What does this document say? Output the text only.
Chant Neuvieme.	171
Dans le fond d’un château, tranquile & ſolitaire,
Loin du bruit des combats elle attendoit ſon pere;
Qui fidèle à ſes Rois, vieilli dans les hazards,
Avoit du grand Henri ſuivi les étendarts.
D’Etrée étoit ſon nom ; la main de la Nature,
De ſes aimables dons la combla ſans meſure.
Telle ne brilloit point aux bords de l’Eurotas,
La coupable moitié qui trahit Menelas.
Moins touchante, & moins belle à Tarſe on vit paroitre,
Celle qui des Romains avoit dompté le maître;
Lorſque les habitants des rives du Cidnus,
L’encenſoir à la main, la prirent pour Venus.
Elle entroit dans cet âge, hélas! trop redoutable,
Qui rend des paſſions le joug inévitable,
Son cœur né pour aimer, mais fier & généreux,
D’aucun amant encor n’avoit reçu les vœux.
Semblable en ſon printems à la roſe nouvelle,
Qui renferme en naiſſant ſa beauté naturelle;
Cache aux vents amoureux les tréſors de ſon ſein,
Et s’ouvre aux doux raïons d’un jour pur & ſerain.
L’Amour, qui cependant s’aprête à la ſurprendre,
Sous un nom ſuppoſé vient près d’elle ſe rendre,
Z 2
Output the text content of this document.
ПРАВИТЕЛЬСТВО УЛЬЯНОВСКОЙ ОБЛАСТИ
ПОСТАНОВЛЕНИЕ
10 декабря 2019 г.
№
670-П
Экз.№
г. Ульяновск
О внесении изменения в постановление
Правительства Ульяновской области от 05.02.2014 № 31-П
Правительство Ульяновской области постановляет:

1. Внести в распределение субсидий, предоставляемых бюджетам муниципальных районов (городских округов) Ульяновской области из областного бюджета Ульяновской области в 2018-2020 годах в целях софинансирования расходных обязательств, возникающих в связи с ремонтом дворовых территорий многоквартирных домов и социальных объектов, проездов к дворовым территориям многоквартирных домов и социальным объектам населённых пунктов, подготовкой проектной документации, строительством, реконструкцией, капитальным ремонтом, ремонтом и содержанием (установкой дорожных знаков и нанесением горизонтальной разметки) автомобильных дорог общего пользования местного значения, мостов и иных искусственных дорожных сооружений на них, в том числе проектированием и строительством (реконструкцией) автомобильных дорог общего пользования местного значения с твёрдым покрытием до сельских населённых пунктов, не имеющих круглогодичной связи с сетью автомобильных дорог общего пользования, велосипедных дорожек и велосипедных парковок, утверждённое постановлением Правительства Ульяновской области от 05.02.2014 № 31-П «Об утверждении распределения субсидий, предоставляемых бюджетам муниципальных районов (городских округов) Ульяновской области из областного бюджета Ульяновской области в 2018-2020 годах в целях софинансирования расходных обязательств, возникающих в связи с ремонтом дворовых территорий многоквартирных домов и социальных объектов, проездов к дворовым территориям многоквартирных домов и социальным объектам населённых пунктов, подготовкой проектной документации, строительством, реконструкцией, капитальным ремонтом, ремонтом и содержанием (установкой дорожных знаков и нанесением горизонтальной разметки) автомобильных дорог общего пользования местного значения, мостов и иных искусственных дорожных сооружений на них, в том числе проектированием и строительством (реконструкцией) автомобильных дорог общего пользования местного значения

*Problem to solve*
Report how many lines in the records above contain the word "Output", giving only the number.

*Expected answer*
2